Your instructions: Single out the lines of the material that contain "Variance" and copy them.

Records about charts and figures:
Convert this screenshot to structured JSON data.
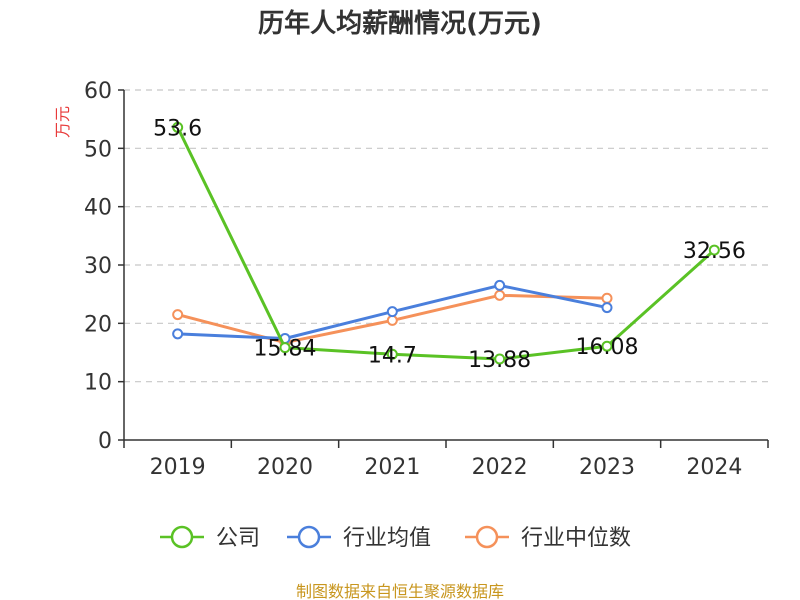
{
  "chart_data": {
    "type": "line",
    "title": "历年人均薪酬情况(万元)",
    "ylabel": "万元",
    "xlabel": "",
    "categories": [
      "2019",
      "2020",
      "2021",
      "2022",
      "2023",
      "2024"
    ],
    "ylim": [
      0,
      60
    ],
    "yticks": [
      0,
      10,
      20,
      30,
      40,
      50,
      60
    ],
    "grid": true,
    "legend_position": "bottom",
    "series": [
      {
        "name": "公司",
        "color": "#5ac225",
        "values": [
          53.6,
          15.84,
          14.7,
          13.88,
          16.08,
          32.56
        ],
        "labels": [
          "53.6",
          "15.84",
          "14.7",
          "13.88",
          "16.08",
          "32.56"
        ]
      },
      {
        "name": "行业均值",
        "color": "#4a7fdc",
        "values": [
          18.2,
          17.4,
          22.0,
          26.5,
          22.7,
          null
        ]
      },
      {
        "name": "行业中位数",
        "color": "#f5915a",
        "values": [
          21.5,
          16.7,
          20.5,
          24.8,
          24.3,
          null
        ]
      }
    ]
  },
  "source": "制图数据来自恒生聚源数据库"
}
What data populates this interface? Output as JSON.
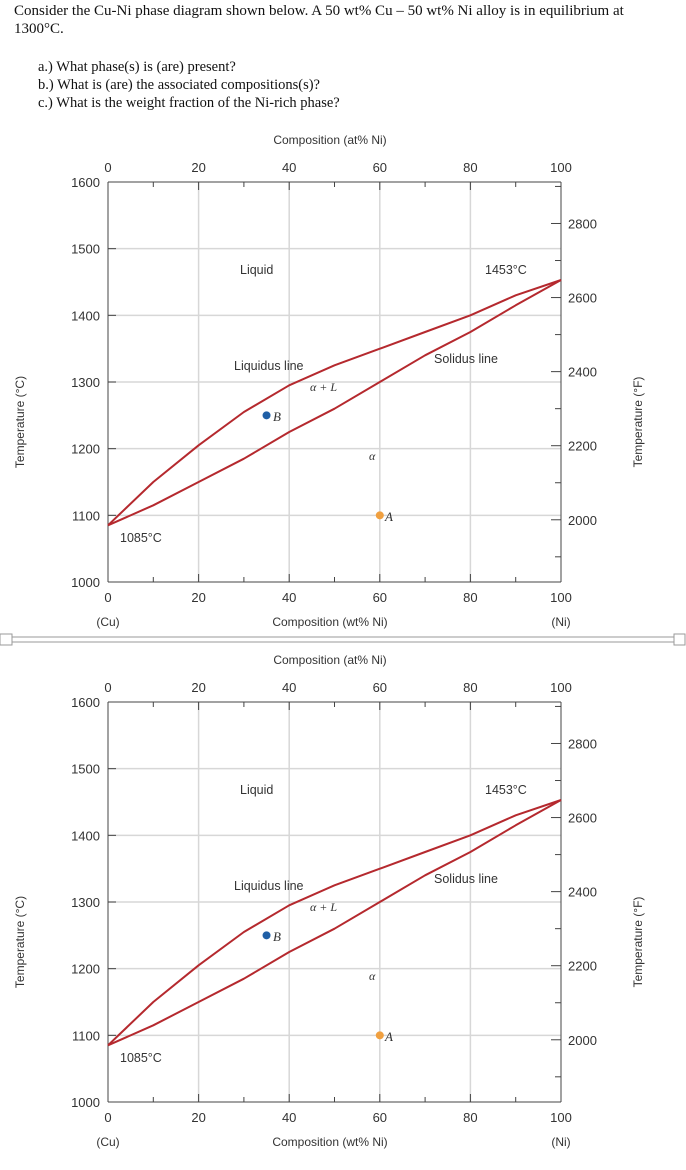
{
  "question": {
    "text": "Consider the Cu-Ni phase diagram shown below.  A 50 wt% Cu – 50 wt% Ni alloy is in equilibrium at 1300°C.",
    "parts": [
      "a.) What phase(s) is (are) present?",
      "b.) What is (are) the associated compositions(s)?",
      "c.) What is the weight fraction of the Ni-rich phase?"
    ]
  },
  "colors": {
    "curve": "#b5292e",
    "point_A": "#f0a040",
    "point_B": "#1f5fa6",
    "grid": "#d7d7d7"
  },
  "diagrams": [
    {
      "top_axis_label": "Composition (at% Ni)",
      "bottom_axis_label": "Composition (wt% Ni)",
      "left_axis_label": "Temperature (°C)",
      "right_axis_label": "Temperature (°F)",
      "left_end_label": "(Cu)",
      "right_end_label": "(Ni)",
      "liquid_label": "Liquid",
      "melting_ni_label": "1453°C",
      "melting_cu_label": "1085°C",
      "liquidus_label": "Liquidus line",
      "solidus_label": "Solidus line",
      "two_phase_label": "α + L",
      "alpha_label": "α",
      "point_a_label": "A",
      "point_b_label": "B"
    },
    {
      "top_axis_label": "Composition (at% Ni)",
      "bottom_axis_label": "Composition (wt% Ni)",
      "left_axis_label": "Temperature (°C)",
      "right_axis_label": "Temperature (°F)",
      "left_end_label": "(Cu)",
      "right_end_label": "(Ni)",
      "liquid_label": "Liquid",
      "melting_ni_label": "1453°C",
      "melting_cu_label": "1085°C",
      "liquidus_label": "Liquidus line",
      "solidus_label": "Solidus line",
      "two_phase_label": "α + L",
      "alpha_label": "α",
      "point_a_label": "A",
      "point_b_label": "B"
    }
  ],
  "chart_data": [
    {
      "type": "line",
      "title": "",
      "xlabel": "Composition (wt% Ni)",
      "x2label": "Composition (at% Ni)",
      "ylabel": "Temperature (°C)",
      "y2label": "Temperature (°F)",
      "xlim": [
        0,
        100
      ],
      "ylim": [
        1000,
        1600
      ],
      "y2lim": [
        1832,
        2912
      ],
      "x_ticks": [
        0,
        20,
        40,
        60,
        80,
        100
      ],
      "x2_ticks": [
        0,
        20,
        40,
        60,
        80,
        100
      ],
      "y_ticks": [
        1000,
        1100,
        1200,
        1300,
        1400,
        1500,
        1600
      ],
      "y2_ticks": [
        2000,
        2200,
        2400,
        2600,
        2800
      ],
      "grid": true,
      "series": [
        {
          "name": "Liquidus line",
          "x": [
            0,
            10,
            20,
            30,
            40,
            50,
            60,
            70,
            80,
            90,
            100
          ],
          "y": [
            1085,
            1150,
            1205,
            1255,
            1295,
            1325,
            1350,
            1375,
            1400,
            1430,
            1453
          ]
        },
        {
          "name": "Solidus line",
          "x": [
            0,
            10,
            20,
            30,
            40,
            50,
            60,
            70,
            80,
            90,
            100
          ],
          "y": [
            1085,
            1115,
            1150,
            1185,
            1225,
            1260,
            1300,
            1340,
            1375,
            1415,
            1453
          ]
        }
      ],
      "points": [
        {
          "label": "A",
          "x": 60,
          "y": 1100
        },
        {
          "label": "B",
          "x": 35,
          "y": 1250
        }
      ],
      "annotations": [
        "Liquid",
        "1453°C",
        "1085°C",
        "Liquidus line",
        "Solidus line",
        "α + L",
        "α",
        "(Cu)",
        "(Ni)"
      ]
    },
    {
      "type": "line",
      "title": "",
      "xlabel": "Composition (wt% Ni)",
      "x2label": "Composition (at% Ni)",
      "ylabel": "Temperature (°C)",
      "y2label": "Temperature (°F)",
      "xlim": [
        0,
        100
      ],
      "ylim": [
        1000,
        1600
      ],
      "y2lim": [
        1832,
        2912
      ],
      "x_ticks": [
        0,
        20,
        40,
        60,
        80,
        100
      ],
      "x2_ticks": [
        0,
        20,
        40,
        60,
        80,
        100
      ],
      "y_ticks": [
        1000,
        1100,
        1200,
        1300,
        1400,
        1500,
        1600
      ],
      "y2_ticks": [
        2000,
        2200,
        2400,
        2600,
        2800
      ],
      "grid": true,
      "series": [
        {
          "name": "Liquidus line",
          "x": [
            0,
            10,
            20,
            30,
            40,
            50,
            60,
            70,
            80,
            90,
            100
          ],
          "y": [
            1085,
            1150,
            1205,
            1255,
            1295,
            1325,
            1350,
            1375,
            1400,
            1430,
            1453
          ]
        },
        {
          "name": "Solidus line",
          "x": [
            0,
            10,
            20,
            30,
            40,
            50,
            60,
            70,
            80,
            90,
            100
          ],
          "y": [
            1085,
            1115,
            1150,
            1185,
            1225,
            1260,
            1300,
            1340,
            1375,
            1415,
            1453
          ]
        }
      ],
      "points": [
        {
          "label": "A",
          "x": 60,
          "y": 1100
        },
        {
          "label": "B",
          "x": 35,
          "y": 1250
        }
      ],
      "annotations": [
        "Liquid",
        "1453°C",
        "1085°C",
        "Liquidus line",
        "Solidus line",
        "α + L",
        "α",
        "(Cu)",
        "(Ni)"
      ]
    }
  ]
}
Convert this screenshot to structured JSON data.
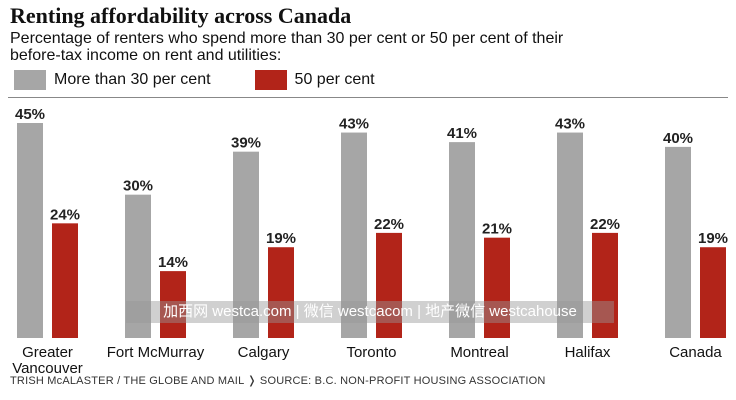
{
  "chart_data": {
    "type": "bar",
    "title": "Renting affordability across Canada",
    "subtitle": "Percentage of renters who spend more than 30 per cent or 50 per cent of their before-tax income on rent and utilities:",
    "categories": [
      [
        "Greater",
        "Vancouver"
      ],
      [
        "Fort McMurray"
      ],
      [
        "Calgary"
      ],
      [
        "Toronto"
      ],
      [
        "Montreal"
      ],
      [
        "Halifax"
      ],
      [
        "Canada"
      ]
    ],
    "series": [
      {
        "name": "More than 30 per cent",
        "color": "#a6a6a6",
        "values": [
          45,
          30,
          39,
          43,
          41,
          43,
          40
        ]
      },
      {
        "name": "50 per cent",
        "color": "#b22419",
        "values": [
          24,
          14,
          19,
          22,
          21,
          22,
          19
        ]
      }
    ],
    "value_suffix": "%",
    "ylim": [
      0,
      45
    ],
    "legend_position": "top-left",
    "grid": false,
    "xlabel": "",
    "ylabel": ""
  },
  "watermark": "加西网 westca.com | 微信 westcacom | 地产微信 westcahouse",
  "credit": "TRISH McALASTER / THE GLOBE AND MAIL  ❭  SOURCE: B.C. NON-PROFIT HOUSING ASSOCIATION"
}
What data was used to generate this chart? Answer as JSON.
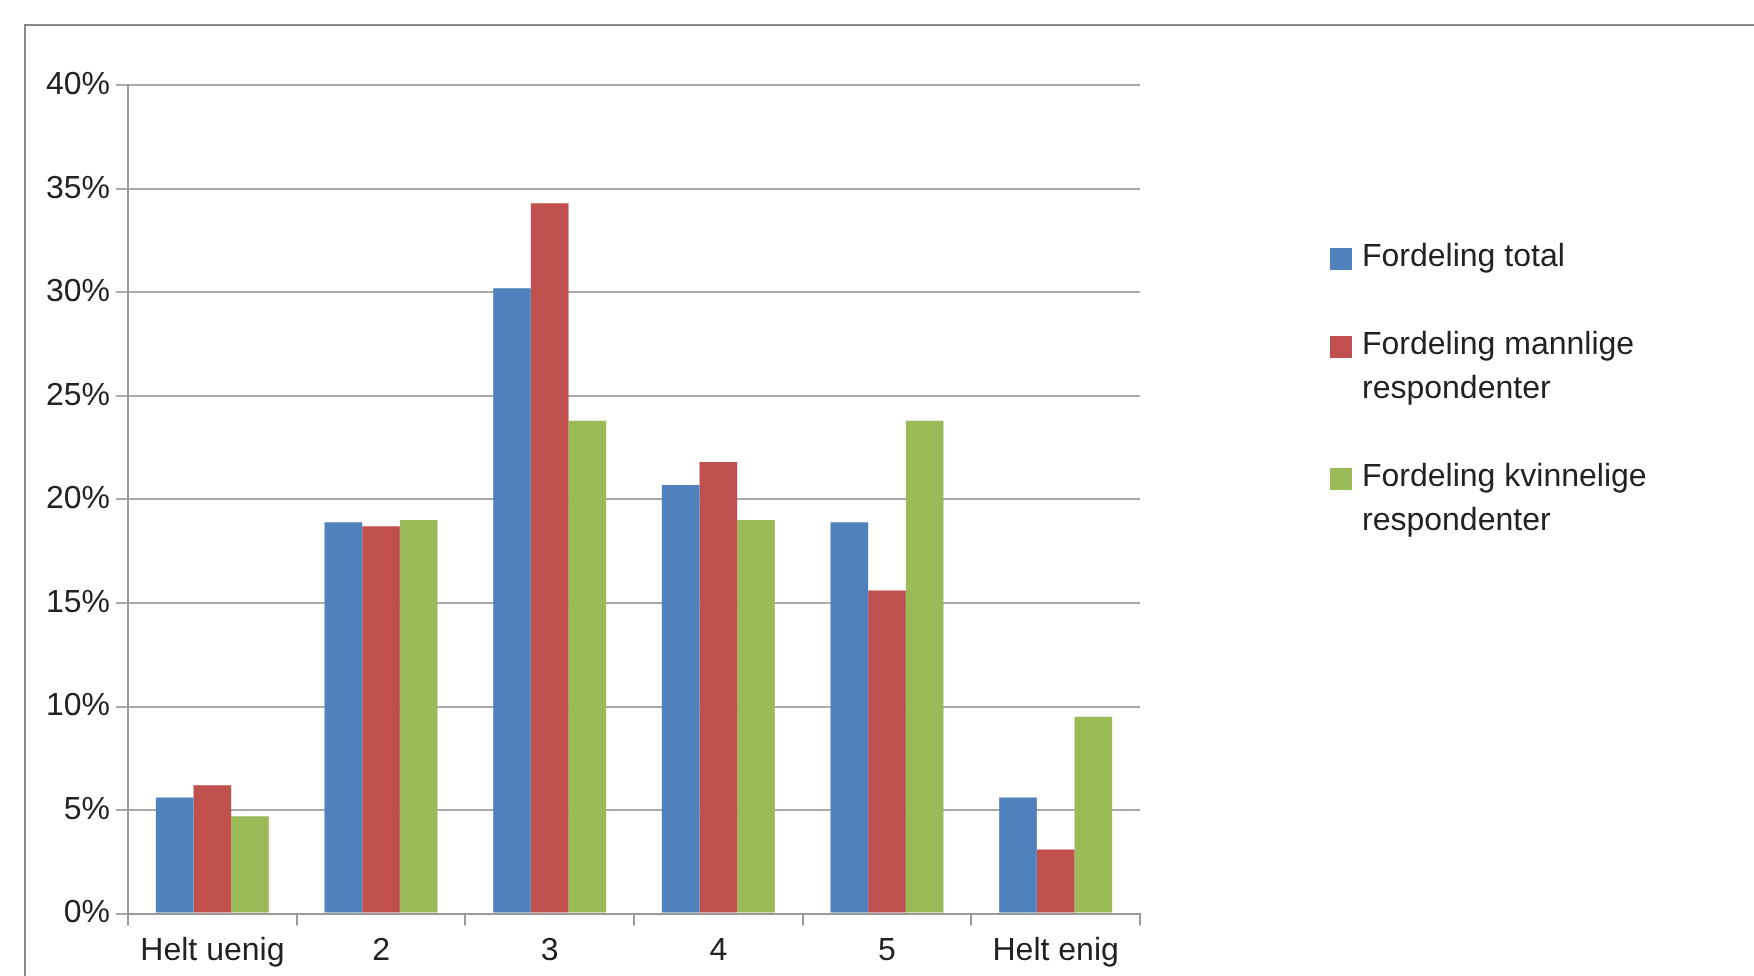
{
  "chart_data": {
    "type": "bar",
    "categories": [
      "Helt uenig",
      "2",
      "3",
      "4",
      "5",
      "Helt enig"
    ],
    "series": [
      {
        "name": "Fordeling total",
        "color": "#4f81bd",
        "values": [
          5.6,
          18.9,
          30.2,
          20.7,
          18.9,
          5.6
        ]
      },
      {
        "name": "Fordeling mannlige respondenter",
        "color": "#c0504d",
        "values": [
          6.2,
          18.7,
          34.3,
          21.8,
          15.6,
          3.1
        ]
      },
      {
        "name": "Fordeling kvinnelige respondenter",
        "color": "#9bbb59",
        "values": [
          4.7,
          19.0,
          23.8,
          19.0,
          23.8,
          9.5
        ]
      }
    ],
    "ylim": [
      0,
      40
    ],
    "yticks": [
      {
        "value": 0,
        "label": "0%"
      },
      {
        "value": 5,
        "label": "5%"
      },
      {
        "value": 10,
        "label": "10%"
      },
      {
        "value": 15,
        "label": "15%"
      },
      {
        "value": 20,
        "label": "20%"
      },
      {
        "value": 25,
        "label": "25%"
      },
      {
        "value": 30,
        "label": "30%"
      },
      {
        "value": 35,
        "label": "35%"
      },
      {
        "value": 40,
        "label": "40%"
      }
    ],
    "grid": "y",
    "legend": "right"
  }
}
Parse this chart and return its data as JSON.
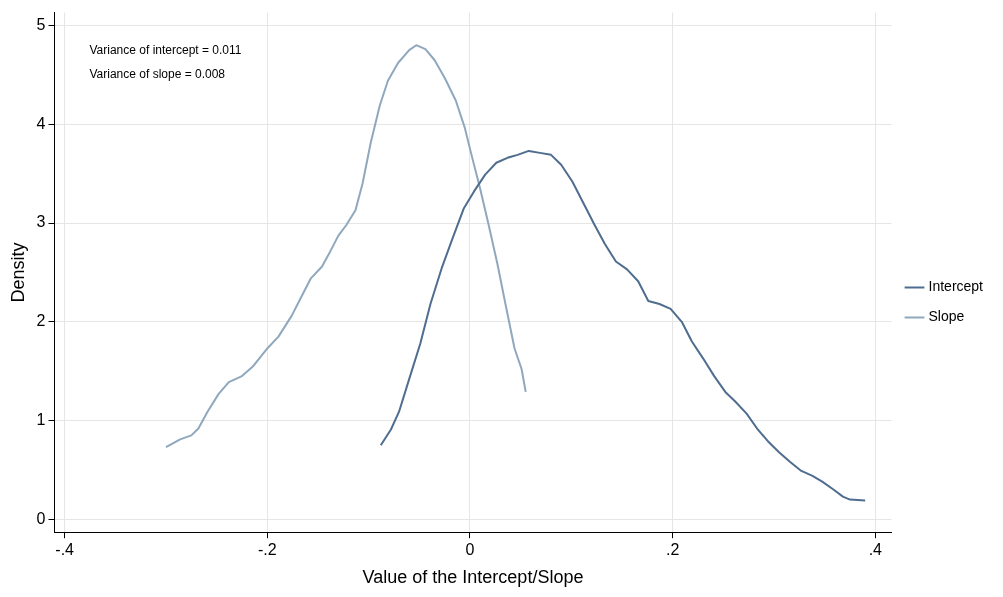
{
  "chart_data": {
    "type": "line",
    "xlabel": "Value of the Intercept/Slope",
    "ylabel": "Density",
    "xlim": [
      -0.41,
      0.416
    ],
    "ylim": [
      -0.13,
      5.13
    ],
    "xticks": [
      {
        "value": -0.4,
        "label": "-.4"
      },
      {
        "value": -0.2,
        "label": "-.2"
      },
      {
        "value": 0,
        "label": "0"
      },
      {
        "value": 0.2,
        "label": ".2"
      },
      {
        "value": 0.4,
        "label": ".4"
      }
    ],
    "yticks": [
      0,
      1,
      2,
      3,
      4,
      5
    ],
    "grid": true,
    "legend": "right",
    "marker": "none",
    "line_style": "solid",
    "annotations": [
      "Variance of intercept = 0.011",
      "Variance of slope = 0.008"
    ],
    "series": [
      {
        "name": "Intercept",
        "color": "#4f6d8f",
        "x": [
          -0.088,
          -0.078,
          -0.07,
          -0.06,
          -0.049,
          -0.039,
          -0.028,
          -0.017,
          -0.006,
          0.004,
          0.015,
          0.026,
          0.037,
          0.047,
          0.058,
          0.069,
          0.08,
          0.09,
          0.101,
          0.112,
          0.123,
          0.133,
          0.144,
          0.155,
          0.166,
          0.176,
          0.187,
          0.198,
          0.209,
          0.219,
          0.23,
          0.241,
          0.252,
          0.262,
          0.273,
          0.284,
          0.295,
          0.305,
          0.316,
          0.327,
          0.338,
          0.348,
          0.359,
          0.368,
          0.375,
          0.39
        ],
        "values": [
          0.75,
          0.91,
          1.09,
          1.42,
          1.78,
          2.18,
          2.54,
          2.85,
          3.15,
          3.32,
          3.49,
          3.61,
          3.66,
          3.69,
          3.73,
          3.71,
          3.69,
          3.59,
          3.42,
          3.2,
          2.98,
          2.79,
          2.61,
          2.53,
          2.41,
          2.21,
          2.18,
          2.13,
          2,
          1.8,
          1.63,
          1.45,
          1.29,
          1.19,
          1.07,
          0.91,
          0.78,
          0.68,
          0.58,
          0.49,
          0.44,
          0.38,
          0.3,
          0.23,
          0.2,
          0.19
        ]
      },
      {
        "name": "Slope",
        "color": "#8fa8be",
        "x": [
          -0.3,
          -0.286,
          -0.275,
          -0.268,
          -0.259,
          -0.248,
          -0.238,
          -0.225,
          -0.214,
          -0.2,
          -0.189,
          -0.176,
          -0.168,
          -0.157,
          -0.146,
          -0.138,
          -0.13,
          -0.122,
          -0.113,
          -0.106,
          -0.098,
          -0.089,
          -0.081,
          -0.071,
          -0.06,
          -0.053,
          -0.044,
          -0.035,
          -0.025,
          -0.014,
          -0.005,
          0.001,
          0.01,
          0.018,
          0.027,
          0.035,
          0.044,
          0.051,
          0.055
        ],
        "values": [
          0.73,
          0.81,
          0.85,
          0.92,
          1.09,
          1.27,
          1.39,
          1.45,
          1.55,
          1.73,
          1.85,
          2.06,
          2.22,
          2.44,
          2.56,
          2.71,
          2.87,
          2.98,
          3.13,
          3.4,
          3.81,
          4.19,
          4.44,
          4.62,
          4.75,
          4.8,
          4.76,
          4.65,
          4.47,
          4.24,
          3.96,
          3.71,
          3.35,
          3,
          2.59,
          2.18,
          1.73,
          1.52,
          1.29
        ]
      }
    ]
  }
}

Reply to the task:
      "Variance of intercept = 0.011",
      "Variance of slope = 0.008"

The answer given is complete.